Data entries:
****
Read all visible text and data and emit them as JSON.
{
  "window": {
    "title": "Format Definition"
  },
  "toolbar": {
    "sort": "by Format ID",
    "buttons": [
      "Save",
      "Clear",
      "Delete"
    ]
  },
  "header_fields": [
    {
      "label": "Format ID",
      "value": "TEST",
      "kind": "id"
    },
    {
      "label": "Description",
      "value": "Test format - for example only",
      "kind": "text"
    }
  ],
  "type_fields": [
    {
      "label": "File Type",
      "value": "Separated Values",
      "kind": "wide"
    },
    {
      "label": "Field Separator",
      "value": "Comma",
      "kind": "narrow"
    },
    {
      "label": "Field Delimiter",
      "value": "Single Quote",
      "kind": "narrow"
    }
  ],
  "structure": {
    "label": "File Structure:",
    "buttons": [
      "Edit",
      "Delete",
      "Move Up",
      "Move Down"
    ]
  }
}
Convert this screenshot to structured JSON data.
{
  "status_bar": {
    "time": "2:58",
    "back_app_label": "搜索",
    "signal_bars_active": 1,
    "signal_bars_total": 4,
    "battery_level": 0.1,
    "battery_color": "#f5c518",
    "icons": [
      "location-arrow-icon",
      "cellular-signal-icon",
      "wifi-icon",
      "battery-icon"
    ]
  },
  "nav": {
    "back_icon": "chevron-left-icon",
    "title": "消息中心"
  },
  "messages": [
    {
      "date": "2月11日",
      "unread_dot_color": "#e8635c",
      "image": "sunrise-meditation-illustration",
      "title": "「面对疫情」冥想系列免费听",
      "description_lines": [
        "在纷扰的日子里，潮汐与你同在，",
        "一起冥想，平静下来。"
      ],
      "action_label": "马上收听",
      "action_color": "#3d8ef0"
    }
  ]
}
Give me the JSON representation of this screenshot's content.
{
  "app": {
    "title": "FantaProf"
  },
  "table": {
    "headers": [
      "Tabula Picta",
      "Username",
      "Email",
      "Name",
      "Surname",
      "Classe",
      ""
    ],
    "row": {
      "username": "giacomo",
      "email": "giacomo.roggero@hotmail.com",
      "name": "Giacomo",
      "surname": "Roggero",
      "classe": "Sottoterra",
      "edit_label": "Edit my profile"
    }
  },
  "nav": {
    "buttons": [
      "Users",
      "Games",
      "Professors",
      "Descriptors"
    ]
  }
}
****
EXERCISE DETAILS
Report each line of the material above where the word "value" appears.

THE REPLY
      "value": "TEST",
      "value": "Test format - for example only",
      "value": "Separated Values",
      "value": "Comma",
      "value": "Single Quote",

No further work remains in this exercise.